## Material provided:
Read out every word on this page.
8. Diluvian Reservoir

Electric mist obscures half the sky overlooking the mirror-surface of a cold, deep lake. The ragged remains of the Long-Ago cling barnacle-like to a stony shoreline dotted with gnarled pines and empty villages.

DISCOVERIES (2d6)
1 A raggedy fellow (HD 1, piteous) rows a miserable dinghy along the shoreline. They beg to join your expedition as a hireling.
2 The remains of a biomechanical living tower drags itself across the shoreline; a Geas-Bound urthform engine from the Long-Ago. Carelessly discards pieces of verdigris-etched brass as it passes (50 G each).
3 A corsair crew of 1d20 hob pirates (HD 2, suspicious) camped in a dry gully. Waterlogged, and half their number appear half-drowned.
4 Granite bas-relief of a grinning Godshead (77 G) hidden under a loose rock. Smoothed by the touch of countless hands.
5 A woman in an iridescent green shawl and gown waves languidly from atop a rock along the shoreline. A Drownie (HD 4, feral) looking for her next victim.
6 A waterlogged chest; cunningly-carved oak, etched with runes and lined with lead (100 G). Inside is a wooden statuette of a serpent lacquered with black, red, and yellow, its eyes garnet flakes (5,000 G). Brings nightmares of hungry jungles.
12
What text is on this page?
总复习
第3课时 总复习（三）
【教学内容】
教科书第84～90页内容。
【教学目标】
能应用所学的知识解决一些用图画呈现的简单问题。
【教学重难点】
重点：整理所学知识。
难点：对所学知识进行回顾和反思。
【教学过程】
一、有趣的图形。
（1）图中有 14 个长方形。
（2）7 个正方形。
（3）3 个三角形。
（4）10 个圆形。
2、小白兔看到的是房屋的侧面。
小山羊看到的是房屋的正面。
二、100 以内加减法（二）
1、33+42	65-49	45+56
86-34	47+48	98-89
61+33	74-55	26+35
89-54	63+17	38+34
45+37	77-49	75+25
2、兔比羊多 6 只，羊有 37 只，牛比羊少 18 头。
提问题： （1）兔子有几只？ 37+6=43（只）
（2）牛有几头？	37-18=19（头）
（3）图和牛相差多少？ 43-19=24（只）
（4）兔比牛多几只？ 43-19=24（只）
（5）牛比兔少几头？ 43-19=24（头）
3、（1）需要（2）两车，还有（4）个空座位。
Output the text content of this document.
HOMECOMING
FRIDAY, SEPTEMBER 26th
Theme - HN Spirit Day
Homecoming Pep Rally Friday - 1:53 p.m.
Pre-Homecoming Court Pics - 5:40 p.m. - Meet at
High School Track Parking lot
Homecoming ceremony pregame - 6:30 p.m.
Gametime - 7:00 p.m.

## Given instruction:
Search the data for "text". Copy every matching line.

## Completed task:
What text is on this page?
Output the text content of this document.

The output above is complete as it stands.